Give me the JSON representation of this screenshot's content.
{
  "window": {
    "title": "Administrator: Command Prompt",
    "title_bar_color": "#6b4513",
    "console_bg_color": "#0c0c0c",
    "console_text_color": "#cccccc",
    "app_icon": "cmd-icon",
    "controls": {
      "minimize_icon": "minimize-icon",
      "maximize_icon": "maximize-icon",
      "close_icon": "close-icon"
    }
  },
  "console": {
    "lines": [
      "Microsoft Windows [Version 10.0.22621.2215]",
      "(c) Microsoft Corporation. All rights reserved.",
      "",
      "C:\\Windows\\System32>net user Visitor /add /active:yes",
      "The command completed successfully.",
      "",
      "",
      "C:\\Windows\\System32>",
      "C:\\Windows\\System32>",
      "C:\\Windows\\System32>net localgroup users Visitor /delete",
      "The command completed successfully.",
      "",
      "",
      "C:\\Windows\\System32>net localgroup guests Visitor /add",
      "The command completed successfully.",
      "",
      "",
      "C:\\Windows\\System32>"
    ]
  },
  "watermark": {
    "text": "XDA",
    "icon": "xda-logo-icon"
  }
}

--

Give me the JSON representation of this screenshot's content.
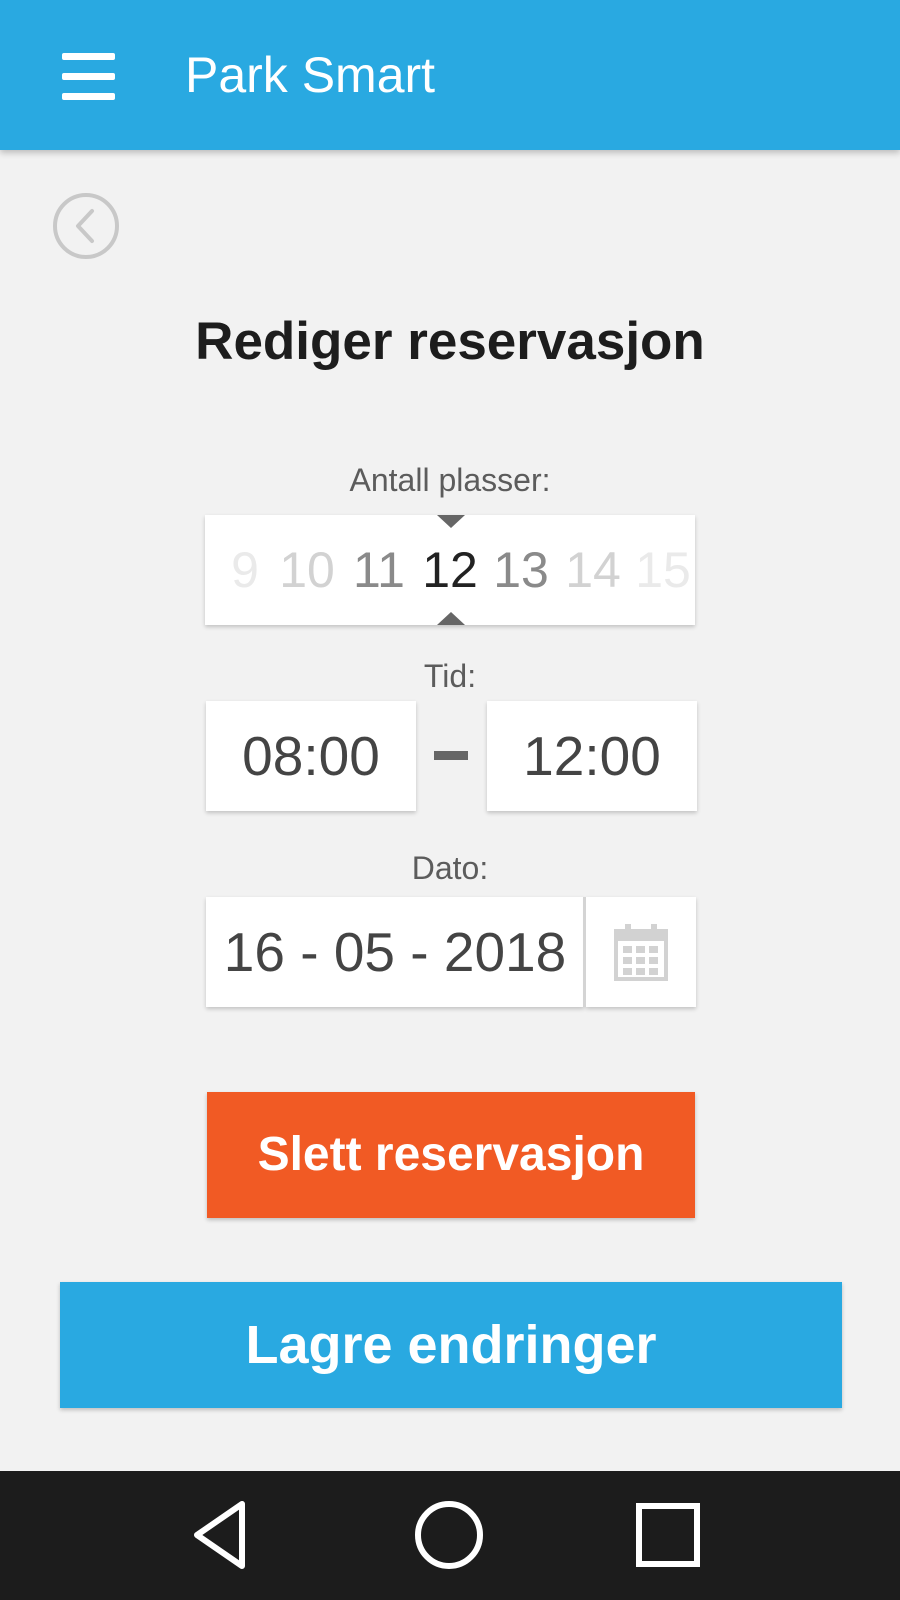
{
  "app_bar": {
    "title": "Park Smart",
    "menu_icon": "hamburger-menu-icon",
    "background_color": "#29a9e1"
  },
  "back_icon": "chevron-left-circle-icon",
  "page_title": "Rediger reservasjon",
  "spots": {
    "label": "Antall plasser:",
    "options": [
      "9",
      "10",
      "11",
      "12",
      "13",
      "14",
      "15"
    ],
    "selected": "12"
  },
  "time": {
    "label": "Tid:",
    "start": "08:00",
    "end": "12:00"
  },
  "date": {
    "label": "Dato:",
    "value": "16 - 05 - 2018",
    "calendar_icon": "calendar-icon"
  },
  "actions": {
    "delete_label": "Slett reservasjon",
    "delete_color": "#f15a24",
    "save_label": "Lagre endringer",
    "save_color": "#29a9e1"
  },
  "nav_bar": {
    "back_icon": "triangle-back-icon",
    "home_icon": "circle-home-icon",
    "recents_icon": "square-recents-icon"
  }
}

# [DIRECTIONS]
Go through the listing above and pull out each line containing the word "reservasjon".

# [RESPONSE FOR THIS EXERCISE]
  "page_title": "Rediger reservasjon",
    "delete_label": "Slett reservasjon",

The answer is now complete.